__GIVEN PROBLEM__
Search the data for the word "Hours" and copy every line that contains it.

__INPUT DATA__
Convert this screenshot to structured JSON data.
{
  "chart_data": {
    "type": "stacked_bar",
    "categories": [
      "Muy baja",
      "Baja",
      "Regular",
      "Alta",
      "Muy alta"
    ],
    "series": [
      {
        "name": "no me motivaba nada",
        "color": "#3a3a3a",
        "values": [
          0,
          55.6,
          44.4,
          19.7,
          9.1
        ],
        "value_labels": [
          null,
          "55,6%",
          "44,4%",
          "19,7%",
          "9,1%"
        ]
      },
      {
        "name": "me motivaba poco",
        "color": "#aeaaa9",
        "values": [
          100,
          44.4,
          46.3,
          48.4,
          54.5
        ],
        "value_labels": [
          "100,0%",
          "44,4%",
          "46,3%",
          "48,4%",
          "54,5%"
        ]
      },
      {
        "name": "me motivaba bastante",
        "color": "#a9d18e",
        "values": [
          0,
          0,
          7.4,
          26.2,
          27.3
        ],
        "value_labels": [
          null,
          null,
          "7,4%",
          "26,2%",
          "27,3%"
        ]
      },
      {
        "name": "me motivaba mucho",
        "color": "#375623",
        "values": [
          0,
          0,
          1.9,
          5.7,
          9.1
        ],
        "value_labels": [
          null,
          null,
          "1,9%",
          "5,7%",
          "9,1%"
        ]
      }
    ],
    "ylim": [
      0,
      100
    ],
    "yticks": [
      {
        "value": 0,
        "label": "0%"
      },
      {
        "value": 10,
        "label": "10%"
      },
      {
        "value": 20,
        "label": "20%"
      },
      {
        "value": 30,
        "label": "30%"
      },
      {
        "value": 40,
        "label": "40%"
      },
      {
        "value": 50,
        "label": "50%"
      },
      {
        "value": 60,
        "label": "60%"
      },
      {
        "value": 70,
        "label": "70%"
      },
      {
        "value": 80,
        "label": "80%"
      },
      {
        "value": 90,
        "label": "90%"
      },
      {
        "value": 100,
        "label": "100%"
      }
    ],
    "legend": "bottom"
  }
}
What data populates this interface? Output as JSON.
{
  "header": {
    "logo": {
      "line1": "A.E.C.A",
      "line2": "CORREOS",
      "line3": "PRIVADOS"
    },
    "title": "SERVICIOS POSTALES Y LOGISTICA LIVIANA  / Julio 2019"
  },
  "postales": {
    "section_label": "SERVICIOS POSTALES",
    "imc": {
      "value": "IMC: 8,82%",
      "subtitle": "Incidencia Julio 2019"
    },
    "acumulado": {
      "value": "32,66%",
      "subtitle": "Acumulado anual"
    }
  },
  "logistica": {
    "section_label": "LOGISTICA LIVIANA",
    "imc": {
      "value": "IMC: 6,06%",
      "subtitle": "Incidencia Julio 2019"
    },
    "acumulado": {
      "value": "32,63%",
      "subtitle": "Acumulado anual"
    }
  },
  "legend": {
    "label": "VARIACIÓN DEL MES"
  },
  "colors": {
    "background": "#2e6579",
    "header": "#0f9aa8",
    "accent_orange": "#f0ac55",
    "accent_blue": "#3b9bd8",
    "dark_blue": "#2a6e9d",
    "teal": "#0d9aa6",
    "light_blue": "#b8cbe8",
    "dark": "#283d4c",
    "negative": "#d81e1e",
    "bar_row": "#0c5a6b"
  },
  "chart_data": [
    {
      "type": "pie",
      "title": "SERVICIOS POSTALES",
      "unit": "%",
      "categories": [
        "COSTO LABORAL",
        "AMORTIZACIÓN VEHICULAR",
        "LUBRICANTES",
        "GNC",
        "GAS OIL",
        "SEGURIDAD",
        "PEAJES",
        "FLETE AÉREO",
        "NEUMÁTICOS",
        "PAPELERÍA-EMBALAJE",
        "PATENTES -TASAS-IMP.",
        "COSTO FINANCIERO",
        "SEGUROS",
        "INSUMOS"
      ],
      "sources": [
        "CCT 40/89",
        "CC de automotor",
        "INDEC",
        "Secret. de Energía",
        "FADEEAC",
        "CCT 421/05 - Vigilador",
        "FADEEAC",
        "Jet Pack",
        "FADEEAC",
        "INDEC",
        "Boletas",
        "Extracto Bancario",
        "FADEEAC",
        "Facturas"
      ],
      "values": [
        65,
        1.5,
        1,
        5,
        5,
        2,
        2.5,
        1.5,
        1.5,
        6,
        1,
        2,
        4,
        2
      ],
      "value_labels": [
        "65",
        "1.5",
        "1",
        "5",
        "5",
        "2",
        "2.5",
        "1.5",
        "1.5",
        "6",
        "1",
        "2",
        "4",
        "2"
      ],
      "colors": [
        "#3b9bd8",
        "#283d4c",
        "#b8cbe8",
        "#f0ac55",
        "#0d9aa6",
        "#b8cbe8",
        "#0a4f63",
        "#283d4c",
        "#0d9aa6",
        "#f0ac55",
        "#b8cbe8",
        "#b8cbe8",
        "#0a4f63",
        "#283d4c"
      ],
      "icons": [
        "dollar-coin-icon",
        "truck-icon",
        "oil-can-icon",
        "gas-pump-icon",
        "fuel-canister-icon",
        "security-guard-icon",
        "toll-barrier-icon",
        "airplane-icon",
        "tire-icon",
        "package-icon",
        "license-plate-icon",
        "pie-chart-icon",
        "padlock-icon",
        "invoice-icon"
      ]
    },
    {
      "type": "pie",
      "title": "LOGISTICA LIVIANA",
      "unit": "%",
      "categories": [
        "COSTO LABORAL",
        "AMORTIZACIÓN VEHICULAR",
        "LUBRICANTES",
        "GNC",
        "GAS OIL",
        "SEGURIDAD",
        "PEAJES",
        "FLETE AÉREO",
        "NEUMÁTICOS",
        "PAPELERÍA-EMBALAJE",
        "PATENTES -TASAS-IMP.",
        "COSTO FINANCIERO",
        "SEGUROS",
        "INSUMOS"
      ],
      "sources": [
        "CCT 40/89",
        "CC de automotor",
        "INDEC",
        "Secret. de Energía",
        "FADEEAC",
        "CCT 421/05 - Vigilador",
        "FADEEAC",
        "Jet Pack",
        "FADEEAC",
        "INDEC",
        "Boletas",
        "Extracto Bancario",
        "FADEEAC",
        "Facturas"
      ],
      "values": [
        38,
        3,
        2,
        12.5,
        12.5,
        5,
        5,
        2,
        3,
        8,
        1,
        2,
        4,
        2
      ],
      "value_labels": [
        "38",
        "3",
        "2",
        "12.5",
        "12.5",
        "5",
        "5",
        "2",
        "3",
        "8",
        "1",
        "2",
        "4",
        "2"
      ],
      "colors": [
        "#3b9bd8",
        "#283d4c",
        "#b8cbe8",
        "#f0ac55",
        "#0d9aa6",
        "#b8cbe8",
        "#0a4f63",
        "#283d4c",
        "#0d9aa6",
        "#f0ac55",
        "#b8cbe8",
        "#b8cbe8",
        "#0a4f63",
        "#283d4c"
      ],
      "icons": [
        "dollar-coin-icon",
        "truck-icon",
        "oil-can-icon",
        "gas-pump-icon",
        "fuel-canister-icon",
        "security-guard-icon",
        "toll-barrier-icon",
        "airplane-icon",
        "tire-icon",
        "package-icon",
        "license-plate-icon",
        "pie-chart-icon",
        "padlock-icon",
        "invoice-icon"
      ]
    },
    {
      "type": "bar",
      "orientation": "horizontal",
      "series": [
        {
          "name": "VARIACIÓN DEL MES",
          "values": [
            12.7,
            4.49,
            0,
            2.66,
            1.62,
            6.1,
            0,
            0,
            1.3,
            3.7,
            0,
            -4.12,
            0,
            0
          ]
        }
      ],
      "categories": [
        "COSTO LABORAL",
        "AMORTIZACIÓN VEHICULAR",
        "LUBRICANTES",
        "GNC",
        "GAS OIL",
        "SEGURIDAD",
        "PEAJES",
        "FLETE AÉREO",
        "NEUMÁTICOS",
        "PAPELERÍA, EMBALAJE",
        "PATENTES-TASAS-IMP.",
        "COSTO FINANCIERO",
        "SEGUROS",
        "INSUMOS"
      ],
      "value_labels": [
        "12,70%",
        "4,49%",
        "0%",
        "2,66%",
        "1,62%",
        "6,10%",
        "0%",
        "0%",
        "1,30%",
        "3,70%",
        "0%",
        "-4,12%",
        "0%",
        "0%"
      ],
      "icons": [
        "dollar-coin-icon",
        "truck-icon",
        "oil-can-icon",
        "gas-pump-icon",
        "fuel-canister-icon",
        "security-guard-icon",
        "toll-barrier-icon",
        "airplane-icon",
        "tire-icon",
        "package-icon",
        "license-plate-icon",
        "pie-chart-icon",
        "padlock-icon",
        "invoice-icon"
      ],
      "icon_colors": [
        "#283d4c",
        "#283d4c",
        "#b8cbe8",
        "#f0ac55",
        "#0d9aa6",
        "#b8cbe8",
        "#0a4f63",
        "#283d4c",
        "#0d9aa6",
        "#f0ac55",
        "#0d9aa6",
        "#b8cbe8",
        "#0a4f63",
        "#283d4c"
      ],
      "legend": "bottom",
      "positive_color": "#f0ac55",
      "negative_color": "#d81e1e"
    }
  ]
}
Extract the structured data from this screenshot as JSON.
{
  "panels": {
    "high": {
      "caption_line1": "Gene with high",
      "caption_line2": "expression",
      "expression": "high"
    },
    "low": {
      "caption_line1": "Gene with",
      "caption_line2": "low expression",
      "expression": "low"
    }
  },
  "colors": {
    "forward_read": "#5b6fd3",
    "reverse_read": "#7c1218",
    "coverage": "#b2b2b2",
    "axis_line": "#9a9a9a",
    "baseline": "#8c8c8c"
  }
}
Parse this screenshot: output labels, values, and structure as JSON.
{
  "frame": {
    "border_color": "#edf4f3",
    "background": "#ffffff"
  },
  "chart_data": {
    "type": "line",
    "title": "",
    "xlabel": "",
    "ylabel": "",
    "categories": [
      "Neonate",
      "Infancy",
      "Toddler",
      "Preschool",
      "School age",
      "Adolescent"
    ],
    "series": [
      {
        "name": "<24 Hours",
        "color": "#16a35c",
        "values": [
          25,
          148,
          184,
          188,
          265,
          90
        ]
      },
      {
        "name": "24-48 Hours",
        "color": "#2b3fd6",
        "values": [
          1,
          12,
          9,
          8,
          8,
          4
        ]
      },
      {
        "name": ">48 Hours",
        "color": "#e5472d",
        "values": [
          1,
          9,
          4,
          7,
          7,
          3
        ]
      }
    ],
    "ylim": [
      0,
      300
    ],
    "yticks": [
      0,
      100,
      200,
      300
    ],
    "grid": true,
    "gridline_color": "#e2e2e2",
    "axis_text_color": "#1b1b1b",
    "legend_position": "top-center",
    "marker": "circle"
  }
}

__RESULT__
        "name": "<24 Hours",
        "name": "24-48 Hours",
        "name": ">48 Hours",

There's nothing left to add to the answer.